## [TASK DIRECTIONS]
All of the data should be output character for character, except the pictures.

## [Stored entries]
★ ★ ★ ★ ★

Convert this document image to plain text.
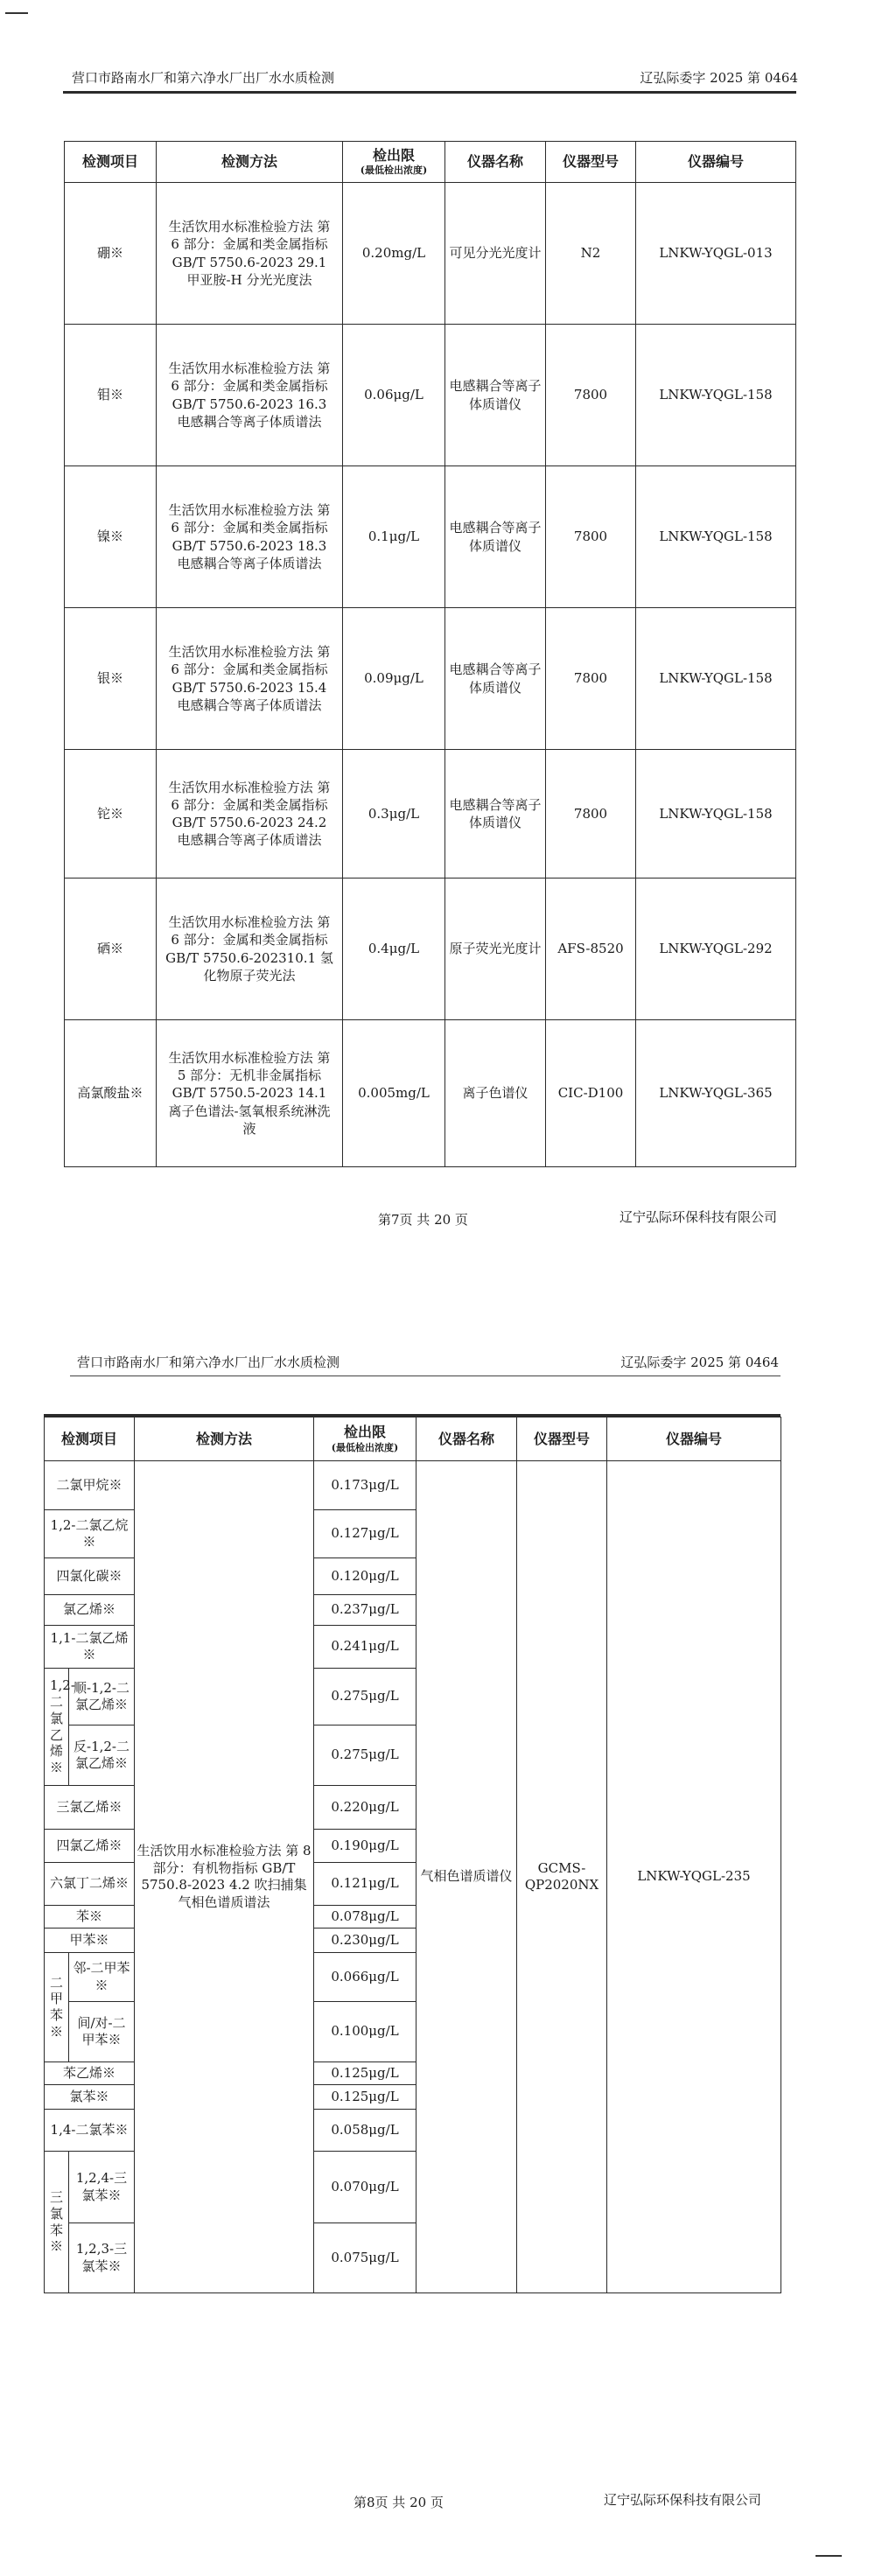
营口市路南水厂和第六净水厂出厂水水质检测	辽弘际委字 2025 第 0464
检测项目	检测方法	检出限
(最低检出浓度)	仪器名称	仪器型号	仪器编号
硼※	生活饮用水标准检验方法 第 6 部分：金属和类金属指标 GB/T 5750.6-2023 29.1 甲亚胺-H 分光光度法	0.20mg/L	可见分光光度计	N2	LNKW-YQGL-013
钼※	生活饮用水标准检验方法 第 6 部分：金属和类金属指标 GB/T 5750.6-2023 16.3 电感耦合等离子体质谱法	0.06μg/L	电感耦合等离子体质谱仪	7800	LNKW-YQGL-158
镍※	生活饮用水标准检验方法 第 6 部分：金属和类金属指标 GB/T 5750.6-2023 18.3 电感耦合等离子体质谱法	0.1μg/L	电感耦合等离子体质谱仪	7800	LNKW-YQGL-158
银※	生活饮用水标准检验方法 第 6 部分：金属和类金属指标 GB/T 5750.6-2023 15.4 电感耦合等离子体质谱法	0.09μg/L	电感耦合等离子体质谱仪	7800	LNKW-YQGL-158
铊※	生活饮用水标准检验方法 第 6 部分：金属和类金属指标 GB/T 5750.6-2023 24.2 电感耦合等离子体质谱法	0.3μg/L	电感耦合等离子体质谱仪	7800	LNKW-YQGL-158
硒※	生活饮用水标准检验方法 第 6 部分：金属和类金属指标 GB/T 5750.6-202310.1 氢化物原子荧光法	0.4μg/L	原子荧光光度计	AFS-8520	LNKW-YQGL-292
高氯酸盐※	生活饮用水标准检验方法 第 5 部分：无机非金属指标 GB/T 5750.5-2023 14.1 离子色谱法-氢氧根系统淋洗液	0.005mg/L	离子色谱仪	CIC-D100	LNKW-YQGL-365
第7页 共 20 页	辽宁弘际环保科技有限公司
营口市路南水厂和第六净水厂出厂水水质检测	辽弘际委字 2025 第 0464
检测项目		检测方法	检出限
(最低检出浓度)	仪器名称	仪器型号	仪器编号
二氯甲烷※		生活饮用水标准检验方法 第 8 部分：有机物指标 GB/T 5750.8-2023 4.2 吹扫捕集气相色谱质谱法	0.173μg/L	气相色谱质谱仪	GCMS-QP2020NX	LNKW-YQGL-235
1,2-二氯乙烷※			0.127μg/L			
四氯化碳※			0.120μg/L			
氯乙烯※			0.237μg/L			
1,1-二氯乙烯※			0.241μg/L			

1,2-二氯乙烯※	顺-1,2-二氯乙烯※		0.275μg/L			
	反-1,2-二氯乙烯※		0.275μg/L			
三氯乙烯※			0.220μg/L			
四氯乙烯※			0.190μg/L			
六氯丁二烯※			0.121μg/L			
苯※			0.078μg/L			
甲苯※			0.230μg/L			

二甲苯※	邻-二甲苯※		0.066μg/L			
	间/对-二甲苯※		0.100μg/L			
苯乙烯※			0.125μg/L			
氯苯※			0.125μg/L			
1,4-二氯苯※			0.058μg/L			

三氯苯※	1,2,4-三氯苯※		0.070μg/L			
	1,2,3-三氯苯※		0.075μg/L			
第8页 共 20 页	辽宁弘际环保科技有限公司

★ ★ ★ ★ ★

## [SOLUTION TO THIS PROBLEM]
Convert this document image to plain text.
营口市路南水厂和第六净水厂出厂水水质检测	辽弘际委字 2025 第 0464
检测项目	检测方法	检出限
(最低检出浓度)	仪器名称	仪器型号	仪器编号
硼※	生活饮用水标准检验方法 第 6 部分：金属和类金属指标 GB/T 5750.6-2023 29.1 甲亚胺-H 分光光度法	0.20mg/L	可见分光光度计	N2	LNKW-YQGL-013
钼※	生活饮用水标准检验方法 第 6 部分：金属和类金属指标 GB/T 5750.6-2023 16.3 电感耦合等离子体质谱法	0.06μg/L	电感耦合等离子体质谱仪	7800	LNKW-YQGL-158
镍※	生活饮用水标准检验方法 第 6 部分：金属和类金属指标 GB/T 5750.6-2023 18.3 电感耦合等离子体质谱法	0.1μg/L	电感耦合等离子体质谱仪	7800	LNKW-YQGL-158
银※	生活饮用水标准检验方法 第 6 部分：金属和类金属指标 GB/T 5750.6-2023 15.4 电感耦合等离子体质谱法	0.09μg/L	电感耦合等离子体质谱仪	7800	LNKW-YQGL-158
铊※	生活饮用水标准检验方法 第 6 部分：金属和类金属指标 GB/T 5750.6-2023 24.2 电感耦合等离子体质谱法	0.3μg/L	电感耦合等离子体质谱仪	7800	LNKW-YQGL-158
硒※	生活饮用水标准检验方法 第 6 部分：金属和类金属指标 GB/T 5750.6-202310.1 氢化物原子荧光法	0.4μg/L	原子荧光光度计	AFS-8520	LNKW-YQGL-292
高氯酸盐※	生活饮用水标准检验方法 第 5 部分：无机非金属指标 GB/T 5750.5-2023 14.1 离子色谱法-氢氧根系统淋洗液	0.005mg/L	离子色谱仪	CIC-D100	LNKW-YQGL-365
第7页 共 20 页	辽宁弘际环保科技有限公司
营口市路南水厂和第六净水厂出厂水水质检测	辽弘际委字 2025 第 0464
检测项目		检测方法	检出限
(最低检出浓度)	仪器名称	仪器型号	仪器编号
二氯甲烷※		生活饮用水标准检验方法 第 8 部分：有机物指标 GB/T 5750.8-2023 4.2 吹扫捕集气相色谱质谱法	0.173μg/L	气相色谱质谱仪	GCMS-QP2020NX	LNKW-YQGL-235
1,2-二氯乙烷※			0.127μg/L			
四氯化碳※			0.120μg/L			
氯乙烯※			0.237μg/L			
1,1-二氯乙烯※			0.241μg/L			

1,2-二氯乙烯※	顺-1,2-二氯乙烯※		0.275μg/L			
	反-1,2-二氯乙烯※		0.275μg/L			
三氯乙烯※			0.220μg/L			
四氯乙烯※			0.190μg/L			
六氯丁二烯※			0.121μg/L			
苯※			0.078μg/L			
甲苯※			0.230μg/L			

二甲苯※	邻-二甲苯※		0.066μg/L			
	间/对-二甲苯※		0.100μg/L			
苯乙烯※			0.125μg/L			
氯苯※			0.125μg/L			
1,4-二氯苯※			0.058μg/L			

三氯苯※	1,2,4-三氯苯※		0.070μg/L			
	1,2,3-三氯苯※		0.075μg/L			
第8页 共 20 页	辽宁弘际环保科技有限公司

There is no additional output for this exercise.